What is being asked :: Your task is to output all the records below, word for word.

Dataset content ::
◆ ◆ ◆ ◆ ◆
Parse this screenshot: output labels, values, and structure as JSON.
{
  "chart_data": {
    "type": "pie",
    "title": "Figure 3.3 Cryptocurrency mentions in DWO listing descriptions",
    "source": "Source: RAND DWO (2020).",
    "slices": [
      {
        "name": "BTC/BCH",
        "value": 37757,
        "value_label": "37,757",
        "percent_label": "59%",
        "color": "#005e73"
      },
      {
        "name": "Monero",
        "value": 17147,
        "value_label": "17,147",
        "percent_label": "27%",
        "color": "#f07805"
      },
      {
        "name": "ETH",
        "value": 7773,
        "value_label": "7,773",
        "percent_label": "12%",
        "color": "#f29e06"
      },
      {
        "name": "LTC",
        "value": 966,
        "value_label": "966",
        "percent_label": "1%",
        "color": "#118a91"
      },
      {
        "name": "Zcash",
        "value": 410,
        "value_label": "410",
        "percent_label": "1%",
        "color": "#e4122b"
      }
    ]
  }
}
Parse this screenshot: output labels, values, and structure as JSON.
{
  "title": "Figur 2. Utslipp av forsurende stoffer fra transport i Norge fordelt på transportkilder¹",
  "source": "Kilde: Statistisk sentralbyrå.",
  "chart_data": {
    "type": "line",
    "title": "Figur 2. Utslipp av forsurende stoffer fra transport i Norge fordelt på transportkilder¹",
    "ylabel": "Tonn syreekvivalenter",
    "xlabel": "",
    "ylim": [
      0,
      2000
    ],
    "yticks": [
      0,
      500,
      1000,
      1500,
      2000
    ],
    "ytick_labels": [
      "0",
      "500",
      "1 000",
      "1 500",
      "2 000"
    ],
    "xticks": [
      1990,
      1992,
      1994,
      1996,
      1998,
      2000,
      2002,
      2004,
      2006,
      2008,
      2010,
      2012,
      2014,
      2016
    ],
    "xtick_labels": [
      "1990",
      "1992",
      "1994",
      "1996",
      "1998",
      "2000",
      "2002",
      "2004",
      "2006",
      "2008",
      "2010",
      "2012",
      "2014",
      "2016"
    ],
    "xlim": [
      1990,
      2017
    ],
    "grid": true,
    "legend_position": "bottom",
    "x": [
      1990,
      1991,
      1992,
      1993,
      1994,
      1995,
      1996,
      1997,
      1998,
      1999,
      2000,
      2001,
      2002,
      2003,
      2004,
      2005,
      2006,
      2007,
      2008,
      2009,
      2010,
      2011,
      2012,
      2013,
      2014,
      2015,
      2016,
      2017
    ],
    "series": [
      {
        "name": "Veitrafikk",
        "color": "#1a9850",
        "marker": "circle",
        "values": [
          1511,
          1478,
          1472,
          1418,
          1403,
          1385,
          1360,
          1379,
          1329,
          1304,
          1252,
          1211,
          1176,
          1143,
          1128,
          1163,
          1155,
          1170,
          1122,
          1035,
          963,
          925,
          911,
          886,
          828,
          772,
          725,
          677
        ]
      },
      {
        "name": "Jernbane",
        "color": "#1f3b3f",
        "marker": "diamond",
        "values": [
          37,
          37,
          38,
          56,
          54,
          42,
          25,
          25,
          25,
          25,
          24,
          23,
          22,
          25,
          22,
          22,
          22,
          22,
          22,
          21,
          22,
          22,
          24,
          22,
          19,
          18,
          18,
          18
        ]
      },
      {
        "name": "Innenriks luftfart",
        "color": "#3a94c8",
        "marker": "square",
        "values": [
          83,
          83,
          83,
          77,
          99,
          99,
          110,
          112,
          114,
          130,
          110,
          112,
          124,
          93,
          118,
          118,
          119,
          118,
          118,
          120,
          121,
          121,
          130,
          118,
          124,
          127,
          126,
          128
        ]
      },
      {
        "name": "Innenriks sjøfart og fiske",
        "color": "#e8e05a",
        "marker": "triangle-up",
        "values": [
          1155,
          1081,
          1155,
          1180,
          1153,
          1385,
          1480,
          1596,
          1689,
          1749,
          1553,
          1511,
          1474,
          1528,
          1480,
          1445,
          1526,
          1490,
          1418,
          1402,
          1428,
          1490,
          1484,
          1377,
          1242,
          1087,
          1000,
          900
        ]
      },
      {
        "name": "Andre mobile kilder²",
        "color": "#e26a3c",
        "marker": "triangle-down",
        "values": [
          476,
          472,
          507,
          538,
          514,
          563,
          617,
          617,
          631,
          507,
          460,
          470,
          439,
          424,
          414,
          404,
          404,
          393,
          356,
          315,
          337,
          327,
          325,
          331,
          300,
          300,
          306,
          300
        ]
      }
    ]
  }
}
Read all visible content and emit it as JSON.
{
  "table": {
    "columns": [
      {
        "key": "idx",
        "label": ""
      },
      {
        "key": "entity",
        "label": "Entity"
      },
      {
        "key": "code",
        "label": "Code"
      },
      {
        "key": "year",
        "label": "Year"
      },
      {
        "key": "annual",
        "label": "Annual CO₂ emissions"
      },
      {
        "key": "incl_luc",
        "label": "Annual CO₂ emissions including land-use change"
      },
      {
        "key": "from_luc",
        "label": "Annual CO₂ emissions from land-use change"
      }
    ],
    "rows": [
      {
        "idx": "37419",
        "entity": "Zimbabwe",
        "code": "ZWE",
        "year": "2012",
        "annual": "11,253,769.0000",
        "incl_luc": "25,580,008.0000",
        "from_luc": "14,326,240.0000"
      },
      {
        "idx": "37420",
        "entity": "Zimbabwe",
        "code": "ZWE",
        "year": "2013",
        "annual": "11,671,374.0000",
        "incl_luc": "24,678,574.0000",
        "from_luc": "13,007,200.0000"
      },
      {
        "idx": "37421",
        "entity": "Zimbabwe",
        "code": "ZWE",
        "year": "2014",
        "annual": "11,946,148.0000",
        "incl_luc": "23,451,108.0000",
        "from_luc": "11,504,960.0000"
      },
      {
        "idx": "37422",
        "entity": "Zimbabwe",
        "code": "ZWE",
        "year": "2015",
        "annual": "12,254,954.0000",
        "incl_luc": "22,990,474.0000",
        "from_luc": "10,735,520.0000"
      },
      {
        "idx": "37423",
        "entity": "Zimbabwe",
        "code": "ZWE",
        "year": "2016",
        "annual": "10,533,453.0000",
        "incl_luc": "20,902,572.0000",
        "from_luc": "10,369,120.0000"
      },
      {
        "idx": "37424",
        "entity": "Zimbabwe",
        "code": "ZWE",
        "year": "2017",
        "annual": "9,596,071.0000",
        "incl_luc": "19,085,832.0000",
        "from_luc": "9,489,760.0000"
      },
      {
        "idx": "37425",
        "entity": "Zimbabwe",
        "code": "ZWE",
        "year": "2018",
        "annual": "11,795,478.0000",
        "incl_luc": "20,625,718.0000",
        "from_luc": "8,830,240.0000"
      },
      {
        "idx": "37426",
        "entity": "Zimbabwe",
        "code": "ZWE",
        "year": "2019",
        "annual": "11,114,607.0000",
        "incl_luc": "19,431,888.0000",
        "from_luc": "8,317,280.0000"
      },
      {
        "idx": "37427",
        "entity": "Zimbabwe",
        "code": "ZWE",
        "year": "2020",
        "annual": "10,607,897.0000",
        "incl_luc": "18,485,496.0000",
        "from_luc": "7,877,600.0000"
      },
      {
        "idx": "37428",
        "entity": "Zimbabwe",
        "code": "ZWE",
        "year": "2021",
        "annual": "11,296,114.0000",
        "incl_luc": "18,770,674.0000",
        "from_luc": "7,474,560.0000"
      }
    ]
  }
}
◆ ◆ ◆ ◆ ◆
Solution to this task ::
Parse this screenshot: output labels, values, and structure as JSON.
{
  "chart_data": {
    "type": "pie",
    "title": "Figure 3.3 Cryptocurrency mentions in DWO listing descriptions",
    "source": "Source: RAND DWO (2020).",
    "slices": [
      {
        "name": "BTC/BCH",
        "value": 37757,
        "value_label": "37,757",
        "percent_label": "59%",
        "color": "#005e73"
      },
      {
        "name": "Monero",
        "value": 17147,
        "value_label": "17,147",
        "percent_label": "27%",
        "color": "#f07805"
      },
      {
        "name": "ETH",
        "value": 7773,
        "value_label": "7,773",
        "percent_label": "12%",
        "color": "#f29e06"
      },
      {
        "name": "LTC",
        "value": 966,
        "value_label": "966",
        "percent_label": "1%",
        "color": "#118a91"
      },
      {
        "name": "Zcash",
        "value": 410,
        "value_label": "410",
        "percent_label": "1%",
        "color": "#e4122b"
      }
    ]
  }
}
Parse this screenshot: output labels, values, and structure as JSON.
{
  "title": "Figur 2. Utslipp av forsurende stoffer fra transport i Norge fordelt på transportkilder¹",
  "source": "Kilde: Statistisk sentralbyrå.",
  "chart_data": {
    "type": "line",
    "title": "Figur 2. Utslipp av forsurende stoffer fra transport i Norge fordelt på transportkilder¹",
    "ylabel": "Tonn syreekvivalenter",
    "xlabel": "",
    "ylim": [
      0,
      2000
    ],
    "yticks": [
      0,
      500,
      1000,
      1500,
      2000
    ],
    "ytick_labels": [
      "0",
      "500",
      "1 000",
      "1 500",
      "2 000"
    ],
    "xticks": [
      1990,
      1992,
      1994,
      1996,
      1998,
      2000,
      2002,
      2004,
      2006,
      2008,
      2010,
      2012,
      2014,
      2016
    ],
    "xtick_labels": [
      "1990",
      "1992",
      "1994",
      "1996",
      "1998",
      "2000",
      "2002",
      "2004",
      "2006",
      "2008",
      "2010",
      "2012",
      "2014",
      "2016"
    ],
    "xlim": [
      1990,
      2017
    ],
    "grid": true,
    "legend_position": "bottom",
    "x": [
      1990,
      1991,
      1992,
      1993,
      1994,
      1995,
      1996,
      1997,
      1998,
      1999,
      2000,
      2001,
      2002,
      2003,
      2004,
      2005,
      2006,
      2007,
      2008,
      2009,
      2010,
      2011,
      2012,
      2013,
      2014,
      2015,
      2016,
      2017
    ],
    "series": [
      {
        "name": "Veitrafikk",
        "color": "#1a9850",
        "marker": "circle",
        "values": [
          1511,
          1478,
          1472,
          1418,
          1403,
          1385,
          1360,
          1379,
          1329,
          1304,
          1252,
          1211,
          1176,
          1143,
          1128,
          1163,
          1155,
          1170,
          1122,
          1035,
          963,
          925,
          911,
          886,
          828,
          772,
          725,
          677
        ]
      },
      {
        "name": "Jernbane",
        "color": "#1f3b3f",
        "marker": "diamond",
        "values": [
          37,
          37,
          38,
          56,
          54,
          42,
          25,
          25,
          25,
          25,
          24,
          23,
          22,
          25,
          22,
          22,
          22,
          22,
          22,
          21,
          22,
          22,
          24,
          22,
          19,
          18,
          18,
          18
        ]
      },
      {
        "name": "Innenriks luftfart",
        "color": "#3a94c8",
        "marker": "square",
        "values": [
          83,
          83,
          83,
          77,
          99,
          99,
          110,
          112,
          114,
          130,
          110,
          112,
          124,
          93,
          118,
          118,
          119,
          118,
          118,
          120,
          121,
          121,
          130,
          118,
          124,
          127,
          126,
          128
        ]
      },
      {
        "name": "Innenriks sjøfart og fiske",
        "color": "#e8e05a",
        "marker": "triangle-up",
        "values": [
          1155,
          1081,
          1155,
          1180,
          1153,
          1385,
          1480,
          1596,
          1689,
          1749,
          1553,
          1511,
          1474,
          1528,
          1480,
          1445,
          1526,
          1490,
          1418,
          1402,
          1428,
          1490,
          1484,
          1377,
          1242,
          1087,
          1000,
          900
        ]
      },
      {
        "name": "Andre mobile kilder²",
        "color": "#e26a3c",
        "marker": "triangle-down",
        "values": [
          476,
          472,
          507,
          538,
          514,
          563,
          617,
          617,
          631,
          507,
          460,
          470,
          439,
          424,
          414,
          404,
          404,
          393,
          356,
          315,
          337,
          327,
          325,
          331,
          300,
          300,
          306,
          300
        ]
      }
    ]
  }
}
Read all visible content and emit it as JSON.
{
  "table": {
    "columns": [
      {
        "key": "idx",
        "label": ""
      },
      {
        "key": "entity",
        "label": "Entity"
      },
      {
        "key": "code",
        "label": "Code"
      },
      {
        "key": "year",
        "label": "Year"
      },
      {
        "key": "annual",
        "label": "Annual CO₂ emissions"
      },
      {
        "key": "incl_luc",
        "label": "Annual CO₂ emissions including land-use change"
      },
      {
        "key": "from_luc",
        "label": "Annual CO₂ emissions from land-use change"
      }
    ],
    "rows": [
      {
        "idx": "37419",
        "entity": "Zimbabwe",
        "code": "ZWE",
        "year": "2012",
        "annual": "11,253,769.0000",
        "incl_luc": "25,580,008.0000",
        "from_luc": "14,326,240.0000"
      },
      {
        "idx": "37420",
        "entity": "Zimbabwe",
        "code": "ZWE",
        "year": "2013",
        "annual": "11,671,374.0000",
        "incl_luc": "24,678,574.0000",
        "from_luc": "13,007,200.0000"
      },
      {
        "idx": "37421",
        "entity": "Zimbabwe",
        "code": "ZWE",
        "year": "2014",
        "annual": "11,946,148.0000",
        "incl_luc": "23,451,108.0000",
        "from_luc": "11,504,960.0000"
      },
      {
        "idx": "37422",
        "entity": "Zimbabwe",
        "code": "ZWE",
        "year": "2015",
        "annual": "12,254,954.0000",
        "incl_luc": "22,990,474.0000",
        "from_luc": "10,735,520.0000"
      },
      {
        "idx": "37423",
        "entity": "Zimbabwe",
        "code": "ZWE",
        "year": "2016",
        "annual": "10,533,453.0000",
        "incl_luc": "20,902,572.0000",
        "from_luc": "10,369,120.0000"
      },
      {
        "idx": "37424",
        "entity": "Zimbabwe",
        "code": "ZWE",
        "year": "2017",
        "annual": "9,596,071.0000",
        "incl_luc": "19,085,832.0000",
        "from_luc": "9,489,760.0000"
      },
      {
        "idx": "37425",
        "entity": "Zimbabwe",
        "code": "ZWE",
        "year": "2018",
        "annual": "11,795,478.0000",
        "incl_luc": "20,625,718.0000",
        "from_luc": "8,830,240.0000"
      },
      {
        "idx": "37426",
        "entity": "Zimbabwe",
        "code": "ZWE",
        "year": "2019",
        "annual": "11,114,607.0000",
        "incl_luc": "19,431,888.0000",
        "from_luc": "8,317,280.0000"
      },
      {
        "idx": "37427",
        "entity": "Zimbabwe",
        "code": "ZWE",
        "year": "2020",
        "annual": "10,607,897.0000",
        "incl_luc": "18,485,496.0000",
        "from_luc": "7,877,600.0000"
      },
      {
        "idx": "37428",
        "entity": "Zimbabwe",
        "code": "ZWE",
        "year": "2021",
        "annual": "11,296,114.0000",
        "incl_luc": "18,770,674.0000",
        "from_luc": "7,474,560.0000"
      }
    ]
  }
}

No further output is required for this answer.